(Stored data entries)
================================

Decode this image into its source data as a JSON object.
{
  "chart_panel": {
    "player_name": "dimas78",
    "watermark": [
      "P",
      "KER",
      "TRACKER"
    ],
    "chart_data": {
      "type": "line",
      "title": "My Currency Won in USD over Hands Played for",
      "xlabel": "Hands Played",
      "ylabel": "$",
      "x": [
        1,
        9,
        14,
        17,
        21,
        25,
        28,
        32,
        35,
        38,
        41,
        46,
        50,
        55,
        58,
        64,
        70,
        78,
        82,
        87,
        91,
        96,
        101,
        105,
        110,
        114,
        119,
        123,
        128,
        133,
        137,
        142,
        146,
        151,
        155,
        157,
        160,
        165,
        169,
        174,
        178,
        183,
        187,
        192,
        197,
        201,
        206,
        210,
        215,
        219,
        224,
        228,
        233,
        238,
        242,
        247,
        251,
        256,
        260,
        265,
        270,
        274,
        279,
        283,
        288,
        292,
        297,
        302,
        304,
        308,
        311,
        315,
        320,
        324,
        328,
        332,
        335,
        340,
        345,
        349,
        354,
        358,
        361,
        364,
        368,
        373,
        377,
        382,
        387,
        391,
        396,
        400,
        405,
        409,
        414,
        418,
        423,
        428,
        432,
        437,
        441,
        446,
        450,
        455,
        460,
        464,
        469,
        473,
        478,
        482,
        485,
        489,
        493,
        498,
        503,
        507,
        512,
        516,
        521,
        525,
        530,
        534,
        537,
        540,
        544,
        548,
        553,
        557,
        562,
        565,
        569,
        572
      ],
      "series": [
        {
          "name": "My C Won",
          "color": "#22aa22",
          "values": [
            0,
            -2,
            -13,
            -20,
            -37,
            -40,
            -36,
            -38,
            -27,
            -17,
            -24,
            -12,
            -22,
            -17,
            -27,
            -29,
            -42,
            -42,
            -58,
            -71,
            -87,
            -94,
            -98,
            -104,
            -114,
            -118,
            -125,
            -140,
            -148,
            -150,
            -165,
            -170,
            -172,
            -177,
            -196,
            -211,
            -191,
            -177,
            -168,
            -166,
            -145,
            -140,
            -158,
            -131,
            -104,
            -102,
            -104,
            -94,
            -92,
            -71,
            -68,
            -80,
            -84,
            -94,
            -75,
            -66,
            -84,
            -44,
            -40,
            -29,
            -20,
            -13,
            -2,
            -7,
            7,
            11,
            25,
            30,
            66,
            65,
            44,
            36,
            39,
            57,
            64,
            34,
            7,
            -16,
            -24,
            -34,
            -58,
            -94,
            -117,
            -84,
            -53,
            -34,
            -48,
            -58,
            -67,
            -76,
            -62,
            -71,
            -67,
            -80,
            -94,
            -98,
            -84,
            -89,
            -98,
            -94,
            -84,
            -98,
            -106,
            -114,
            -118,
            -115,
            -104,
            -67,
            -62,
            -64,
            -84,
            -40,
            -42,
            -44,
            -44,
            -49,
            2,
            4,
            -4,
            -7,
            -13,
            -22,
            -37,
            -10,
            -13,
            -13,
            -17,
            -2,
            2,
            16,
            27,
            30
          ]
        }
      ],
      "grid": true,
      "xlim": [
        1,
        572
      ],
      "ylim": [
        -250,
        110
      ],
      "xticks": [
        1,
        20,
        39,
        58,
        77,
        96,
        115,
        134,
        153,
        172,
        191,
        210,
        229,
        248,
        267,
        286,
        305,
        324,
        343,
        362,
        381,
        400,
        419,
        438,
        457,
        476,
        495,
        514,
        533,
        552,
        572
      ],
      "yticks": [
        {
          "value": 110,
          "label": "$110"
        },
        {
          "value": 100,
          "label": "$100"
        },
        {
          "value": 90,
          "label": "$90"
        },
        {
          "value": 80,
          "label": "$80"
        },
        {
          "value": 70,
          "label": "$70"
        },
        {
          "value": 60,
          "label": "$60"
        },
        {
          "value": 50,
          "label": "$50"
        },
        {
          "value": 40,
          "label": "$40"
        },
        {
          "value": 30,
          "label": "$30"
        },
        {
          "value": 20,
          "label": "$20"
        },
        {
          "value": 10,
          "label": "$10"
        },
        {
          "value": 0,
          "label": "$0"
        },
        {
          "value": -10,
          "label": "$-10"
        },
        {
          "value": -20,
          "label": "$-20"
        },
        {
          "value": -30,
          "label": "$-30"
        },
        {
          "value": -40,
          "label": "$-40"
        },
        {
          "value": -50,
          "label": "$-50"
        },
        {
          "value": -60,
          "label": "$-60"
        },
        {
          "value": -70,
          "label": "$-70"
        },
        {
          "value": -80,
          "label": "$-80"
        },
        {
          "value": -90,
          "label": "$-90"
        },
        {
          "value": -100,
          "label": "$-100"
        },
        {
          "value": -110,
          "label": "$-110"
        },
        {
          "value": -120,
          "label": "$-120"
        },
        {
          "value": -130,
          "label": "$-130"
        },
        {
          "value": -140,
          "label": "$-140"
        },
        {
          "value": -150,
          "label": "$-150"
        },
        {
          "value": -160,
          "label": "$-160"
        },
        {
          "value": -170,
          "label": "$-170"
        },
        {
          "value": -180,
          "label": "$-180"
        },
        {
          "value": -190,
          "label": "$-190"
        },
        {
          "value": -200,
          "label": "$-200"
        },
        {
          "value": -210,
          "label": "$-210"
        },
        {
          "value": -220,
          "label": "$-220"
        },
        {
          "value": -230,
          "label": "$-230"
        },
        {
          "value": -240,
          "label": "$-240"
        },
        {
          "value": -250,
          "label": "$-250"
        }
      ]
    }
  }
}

================================

### WHAT TO DO
For each line of the listing that holds the word "Hands", show that line.

### WRITTEN REPLY
      "title": "My Currency Won in USD over Hands Played for",
      "xlabel": "Hands Played",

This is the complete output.